[Extracted records]
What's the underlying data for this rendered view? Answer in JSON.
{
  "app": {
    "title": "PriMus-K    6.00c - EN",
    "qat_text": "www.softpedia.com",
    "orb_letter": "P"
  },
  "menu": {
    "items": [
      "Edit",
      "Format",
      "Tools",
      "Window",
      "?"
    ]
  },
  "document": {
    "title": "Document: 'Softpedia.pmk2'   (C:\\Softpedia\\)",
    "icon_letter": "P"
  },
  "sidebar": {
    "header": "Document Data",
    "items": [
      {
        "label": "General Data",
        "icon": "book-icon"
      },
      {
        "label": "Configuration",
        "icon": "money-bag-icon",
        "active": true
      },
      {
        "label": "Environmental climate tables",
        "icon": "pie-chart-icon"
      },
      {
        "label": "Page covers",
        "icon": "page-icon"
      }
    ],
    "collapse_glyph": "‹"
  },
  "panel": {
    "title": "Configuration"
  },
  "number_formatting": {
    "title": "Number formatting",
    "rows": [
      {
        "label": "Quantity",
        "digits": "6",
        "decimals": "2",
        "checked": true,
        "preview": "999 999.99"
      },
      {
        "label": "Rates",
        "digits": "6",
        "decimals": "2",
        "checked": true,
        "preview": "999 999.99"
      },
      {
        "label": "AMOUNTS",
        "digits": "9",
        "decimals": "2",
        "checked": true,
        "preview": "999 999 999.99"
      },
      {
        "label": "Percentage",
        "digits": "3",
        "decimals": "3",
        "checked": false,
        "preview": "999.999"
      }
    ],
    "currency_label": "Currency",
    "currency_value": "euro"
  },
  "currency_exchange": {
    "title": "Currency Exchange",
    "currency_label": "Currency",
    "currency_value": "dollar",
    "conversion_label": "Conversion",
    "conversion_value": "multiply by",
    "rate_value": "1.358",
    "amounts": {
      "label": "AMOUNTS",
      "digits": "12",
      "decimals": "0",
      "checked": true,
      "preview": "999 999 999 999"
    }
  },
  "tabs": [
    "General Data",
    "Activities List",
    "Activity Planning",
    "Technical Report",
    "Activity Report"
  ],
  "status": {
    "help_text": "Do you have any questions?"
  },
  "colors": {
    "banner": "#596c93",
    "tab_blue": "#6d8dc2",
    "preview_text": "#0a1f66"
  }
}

* * *

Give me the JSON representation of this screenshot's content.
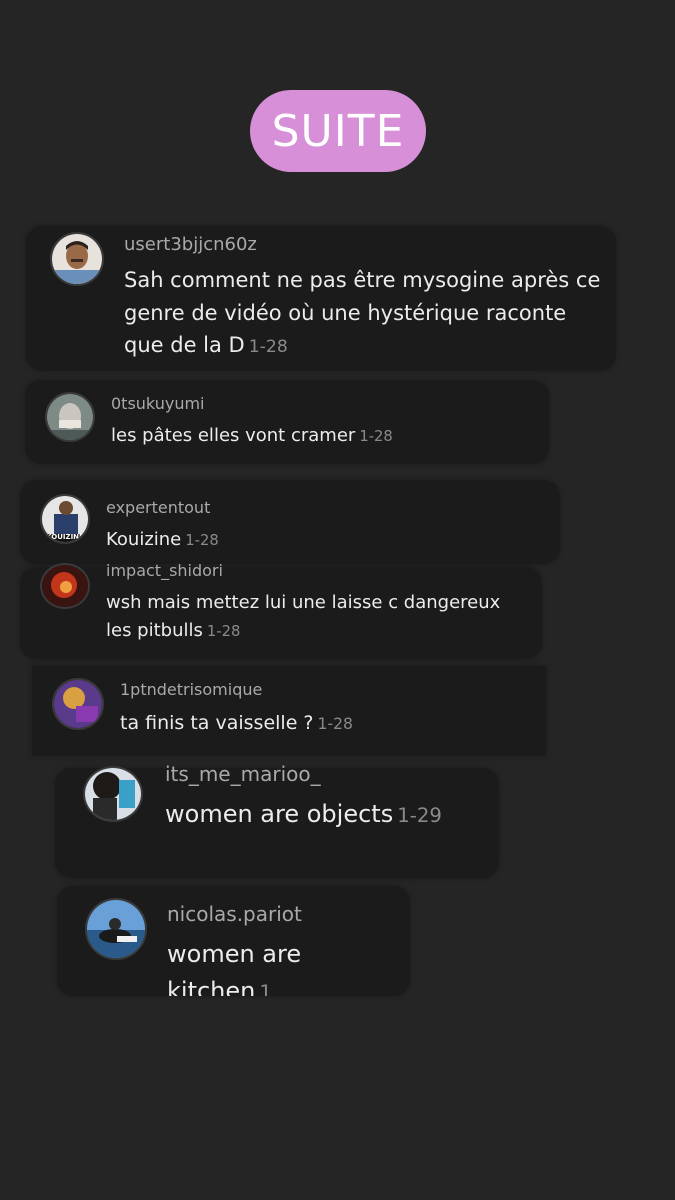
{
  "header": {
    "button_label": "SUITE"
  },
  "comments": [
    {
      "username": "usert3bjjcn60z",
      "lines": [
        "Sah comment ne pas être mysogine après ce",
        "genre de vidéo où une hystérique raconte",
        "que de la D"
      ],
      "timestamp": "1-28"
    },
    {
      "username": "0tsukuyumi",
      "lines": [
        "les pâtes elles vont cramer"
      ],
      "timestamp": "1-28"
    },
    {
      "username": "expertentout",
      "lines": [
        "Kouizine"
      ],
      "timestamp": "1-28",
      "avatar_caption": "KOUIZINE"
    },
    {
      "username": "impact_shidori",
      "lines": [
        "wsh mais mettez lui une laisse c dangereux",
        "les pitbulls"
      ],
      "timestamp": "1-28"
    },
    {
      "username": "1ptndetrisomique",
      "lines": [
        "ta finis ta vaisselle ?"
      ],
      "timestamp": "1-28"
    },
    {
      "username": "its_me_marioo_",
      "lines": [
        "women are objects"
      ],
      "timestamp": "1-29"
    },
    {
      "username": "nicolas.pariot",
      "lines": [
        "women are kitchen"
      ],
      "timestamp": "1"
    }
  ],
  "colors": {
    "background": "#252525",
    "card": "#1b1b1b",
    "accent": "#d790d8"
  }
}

--

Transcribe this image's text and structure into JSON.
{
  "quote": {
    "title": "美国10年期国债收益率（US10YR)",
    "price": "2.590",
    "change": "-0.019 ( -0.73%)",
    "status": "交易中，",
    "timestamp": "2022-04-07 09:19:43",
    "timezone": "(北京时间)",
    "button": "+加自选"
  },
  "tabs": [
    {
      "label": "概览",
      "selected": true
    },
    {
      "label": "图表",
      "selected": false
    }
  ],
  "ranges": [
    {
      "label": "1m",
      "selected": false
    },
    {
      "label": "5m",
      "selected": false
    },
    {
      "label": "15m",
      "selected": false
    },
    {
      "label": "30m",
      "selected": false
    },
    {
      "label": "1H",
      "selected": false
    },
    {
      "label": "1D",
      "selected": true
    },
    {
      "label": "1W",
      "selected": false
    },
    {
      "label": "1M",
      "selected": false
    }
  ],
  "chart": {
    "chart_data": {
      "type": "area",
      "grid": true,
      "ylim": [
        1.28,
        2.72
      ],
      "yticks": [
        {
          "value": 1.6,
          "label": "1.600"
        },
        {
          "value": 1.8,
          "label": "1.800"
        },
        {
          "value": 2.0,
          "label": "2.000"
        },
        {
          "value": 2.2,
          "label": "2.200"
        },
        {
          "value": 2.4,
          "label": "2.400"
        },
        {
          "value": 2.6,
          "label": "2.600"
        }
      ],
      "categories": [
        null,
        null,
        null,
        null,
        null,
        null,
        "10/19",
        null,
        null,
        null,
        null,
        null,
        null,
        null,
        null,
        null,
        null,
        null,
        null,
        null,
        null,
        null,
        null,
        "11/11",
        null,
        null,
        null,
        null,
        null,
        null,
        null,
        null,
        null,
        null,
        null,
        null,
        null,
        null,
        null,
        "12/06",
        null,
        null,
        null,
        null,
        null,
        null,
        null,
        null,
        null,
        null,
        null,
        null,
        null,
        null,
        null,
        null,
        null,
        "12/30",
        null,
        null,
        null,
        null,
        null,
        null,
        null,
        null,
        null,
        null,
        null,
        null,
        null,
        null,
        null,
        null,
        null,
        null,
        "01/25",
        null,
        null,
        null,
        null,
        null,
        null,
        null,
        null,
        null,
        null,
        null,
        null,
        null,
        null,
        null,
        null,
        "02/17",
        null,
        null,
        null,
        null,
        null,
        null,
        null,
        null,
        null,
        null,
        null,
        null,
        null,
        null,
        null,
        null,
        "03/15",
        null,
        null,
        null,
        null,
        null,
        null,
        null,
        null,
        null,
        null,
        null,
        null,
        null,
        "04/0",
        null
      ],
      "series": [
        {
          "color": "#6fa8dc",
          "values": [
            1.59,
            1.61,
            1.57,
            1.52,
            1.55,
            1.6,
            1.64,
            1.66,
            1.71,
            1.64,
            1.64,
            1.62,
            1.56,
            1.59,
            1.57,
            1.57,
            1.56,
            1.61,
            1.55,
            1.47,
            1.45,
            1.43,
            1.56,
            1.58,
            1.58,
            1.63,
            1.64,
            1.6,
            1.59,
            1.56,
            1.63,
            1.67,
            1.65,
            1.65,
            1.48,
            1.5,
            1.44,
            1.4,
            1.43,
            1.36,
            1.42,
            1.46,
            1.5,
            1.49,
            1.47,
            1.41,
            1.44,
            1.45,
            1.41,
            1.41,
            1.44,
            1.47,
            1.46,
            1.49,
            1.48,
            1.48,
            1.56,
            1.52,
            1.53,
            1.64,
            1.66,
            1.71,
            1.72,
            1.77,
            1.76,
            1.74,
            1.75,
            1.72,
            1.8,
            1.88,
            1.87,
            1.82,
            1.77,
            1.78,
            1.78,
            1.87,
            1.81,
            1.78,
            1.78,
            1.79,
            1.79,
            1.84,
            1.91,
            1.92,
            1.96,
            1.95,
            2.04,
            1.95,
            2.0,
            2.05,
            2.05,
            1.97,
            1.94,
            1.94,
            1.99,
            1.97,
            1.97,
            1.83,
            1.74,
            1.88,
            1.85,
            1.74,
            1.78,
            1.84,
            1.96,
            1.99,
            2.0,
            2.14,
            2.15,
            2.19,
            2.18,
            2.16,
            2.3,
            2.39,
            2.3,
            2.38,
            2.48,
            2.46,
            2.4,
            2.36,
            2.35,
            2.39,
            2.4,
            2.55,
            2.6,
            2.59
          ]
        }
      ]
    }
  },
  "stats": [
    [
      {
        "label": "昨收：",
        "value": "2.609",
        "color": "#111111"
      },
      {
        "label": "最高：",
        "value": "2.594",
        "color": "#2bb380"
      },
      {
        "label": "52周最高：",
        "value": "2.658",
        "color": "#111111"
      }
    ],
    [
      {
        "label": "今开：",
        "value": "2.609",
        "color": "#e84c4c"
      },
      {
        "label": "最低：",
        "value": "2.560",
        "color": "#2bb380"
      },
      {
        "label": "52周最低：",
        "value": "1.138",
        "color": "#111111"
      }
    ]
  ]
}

WORK INSTRUCTIONS: Isolate the lines above that contain the word "women" and copy them.

OUTPUT BELOW:
        "women are objects"
        "women are kitchen"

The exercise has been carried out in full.